• **GIVEN RECORDS**

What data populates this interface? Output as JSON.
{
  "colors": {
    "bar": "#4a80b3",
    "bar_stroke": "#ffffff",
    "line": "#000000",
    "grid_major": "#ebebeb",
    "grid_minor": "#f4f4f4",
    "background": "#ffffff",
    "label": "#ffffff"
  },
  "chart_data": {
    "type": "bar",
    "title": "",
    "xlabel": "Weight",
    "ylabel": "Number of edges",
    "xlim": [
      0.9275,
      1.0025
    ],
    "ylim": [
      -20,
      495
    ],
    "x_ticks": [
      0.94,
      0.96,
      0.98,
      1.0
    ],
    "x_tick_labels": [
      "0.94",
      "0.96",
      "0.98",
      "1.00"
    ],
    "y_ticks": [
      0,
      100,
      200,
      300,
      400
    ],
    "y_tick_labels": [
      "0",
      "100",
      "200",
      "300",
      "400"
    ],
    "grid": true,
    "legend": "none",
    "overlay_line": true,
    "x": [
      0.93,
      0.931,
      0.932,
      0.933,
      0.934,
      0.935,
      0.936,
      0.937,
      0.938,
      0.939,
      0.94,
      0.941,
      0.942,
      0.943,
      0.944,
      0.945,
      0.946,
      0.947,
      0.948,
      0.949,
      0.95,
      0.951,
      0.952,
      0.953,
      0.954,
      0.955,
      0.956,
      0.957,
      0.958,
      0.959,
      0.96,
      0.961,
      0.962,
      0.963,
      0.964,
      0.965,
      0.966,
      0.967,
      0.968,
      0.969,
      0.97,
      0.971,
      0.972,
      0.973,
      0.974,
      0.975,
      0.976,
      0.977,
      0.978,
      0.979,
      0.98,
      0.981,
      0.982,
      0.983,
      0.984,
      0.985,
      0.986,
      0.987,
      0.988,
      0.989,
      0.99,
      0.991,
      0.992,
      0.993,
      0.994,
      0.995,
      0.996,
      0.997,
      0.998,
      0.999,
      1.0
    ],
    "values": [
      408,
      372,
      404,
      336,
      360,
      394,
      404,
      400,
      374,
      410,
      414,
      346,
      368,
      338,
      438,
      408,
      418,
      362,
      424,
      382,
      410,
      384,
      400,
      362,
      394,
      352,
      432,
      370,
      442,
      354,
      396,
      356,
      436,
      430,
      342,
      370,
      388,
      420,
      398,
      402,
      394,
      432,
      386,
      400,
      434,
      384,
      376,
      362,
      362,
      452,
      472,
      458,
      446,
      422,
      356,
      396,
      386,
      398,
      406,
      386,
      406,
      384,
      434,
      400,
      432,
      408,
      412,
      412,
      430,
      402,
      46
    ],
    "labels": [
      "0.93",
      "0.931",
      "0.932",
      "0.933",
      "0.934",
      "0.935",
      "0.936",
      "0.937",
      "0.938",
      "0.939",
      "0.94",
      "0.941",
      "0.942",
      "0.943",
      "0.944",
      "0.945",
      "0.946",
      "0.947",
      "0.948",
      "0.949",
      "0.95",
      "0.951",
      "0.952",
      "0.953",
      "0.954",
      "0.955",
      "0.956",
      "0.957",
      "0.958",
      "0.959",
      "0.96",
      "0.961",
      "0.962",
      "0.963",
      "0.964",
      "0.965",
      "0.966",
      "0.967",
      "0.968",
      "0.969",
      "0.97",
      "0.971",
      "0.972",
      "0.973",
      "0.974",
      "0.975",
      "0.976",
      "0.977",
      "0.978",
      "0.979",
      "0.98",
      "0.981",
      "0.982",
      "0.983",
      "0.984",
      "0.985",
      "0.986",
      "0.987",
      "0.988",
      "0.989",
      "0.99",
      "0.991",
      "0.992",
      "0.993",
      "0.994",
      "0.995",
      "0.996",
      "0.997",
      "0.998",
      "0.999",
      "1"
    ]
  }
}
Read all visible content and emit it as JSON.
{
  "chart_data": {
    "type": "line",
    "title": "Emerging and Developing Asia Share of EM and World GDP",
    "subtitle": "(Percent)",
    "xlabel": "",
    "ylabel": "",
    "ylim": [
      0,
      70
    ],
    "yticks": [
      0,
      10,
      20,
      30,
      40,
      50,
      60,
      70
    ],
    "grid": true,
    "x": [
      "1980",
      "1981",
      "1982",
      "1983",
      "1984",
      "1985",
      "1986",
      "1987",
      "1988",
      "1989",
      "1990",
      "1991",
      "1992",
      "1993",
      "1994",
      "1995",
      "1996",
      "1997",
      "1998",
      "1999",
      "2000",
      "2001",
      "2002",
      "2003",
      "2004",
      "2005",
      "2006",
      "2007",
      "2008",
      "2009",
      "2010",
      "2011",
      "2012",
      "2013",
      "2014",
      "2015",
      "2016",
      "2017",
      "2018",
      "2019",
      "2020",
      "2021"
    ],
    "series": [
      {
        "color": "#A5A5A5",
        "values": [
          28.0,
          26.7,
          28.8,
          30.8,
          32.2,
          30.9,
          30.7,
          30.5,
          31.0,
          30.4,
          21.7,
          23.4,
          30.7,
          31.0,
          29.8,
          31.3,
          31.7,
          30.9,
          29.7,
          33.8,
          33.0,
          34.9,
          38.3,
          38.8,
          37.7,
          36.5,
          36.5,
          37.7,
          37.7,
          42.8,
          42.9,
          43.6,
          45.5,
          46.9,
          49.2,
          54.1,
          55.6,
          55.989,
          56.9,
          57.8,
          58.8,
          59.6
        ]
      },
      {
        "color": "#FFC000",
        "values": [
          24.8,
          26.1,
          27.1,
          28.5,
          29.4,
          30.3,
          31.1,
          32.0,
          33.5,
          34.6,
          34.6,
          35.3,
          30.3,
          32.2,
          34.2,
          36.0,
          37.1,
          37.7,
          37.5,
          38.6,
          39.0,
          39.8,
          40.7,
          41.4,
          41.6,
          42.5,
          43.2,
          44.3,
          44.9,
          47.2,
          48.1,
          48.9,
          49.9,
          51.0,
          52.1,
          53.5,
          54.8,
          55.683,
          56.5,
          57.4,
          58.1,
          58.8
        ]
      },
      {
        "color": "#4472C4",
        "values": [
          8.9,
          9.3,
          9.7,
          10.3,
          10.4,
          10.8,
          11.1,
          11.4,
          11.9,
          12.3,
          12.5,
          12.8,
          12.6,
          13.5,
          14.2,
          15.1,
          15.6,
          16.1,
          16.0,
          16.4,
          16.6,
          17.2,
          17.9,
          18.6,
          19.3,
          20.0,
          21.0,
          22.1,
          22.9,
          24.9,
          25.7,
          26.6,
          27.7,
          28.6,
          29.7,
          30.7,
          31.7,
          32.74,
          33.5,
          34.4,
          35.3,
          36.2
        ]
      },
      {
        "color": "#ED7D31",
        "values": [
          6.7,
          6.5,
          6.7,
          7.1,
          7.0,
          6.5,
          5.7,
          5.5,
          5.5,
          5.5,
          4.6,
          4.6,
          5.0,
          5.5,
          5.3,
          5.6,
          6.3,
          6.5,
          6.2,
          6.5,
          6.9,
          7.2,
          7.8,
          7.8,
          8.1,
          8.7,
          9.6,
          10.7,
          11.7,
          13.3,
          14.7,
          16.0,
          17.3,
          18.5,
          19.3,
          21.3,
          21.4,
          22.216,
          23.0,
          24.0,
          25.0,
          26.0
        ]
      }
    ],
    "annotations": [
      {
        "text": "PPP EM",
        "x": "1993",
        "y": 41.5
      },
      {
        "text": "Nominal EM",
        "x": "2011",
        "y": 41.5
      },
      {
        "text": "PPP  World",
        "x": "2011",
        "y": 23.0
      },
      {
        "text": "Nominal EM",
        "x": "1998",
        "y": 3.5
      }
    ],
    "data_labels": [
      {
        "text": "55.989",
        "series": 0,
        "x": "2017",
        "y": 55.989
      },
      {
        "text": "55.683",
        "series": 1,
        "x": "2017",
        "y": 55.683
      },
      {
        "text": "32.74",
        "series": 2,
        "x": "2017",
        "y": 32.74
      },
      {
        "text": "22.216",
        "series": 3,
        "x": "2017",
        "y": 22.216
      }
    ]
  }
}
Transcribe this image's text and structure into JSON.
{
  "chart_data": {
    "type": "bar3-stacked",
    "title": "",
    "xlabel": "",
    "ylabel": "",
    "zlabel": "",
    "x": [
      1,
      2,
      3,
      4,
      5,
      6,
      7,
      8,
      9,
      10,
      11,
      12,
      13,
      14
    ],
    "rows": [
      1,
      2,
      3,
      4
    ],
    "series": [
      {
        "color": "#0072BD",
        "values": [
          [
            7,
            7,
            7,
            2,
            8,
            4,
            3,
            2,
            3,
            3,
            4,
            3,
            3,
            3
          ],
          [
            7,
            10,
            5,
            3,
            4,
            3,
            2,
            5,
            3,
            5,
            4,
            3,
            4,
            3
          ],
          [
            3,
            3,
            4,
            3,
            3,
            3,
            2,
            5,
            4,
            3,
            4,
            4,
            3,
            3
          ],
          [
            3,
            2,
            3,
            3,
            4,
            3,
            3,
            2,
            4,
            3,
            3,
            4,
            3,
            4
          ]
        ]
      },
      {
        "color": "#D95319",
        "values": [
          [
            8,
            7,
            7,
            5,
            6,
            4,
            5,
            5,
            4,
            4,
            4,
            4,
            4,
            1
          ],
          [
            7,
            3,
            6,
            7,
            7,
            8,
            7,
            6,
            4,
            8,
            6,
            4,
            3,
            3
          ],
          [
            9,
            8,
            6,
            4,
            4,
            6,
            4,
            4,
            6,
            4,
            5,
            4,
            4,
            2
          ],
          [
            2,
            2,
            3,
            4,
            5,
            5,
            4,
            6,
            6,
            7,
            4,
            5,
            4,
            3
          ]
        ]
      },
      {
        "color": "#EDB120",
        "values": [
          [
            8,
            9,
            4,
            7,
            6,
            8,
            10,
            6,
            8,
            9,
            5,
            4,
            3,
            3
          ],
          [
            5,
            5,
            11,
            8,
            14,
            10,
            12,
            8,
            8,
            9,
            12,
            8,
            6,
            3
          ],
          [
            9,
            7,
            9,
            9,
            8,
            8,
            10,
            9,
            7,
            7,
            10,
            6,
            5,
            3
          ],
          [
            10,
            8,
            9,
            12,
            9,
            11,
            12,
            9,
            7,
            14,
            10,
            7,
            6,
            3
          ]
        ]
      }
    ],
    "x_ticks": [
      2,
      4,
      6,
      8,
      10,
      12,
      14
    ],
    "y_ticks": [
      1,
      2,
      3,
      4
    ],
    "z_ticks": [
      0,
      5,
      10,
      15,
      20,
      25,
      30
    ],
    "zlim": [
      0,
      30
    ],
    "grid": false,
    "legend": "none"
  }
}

• **TASK STATEMENT**
Work out how many lines of the listing above include the word "JSON". Reply with nothing but the count.

• **OUTPUT OF THE EXERCISE**
3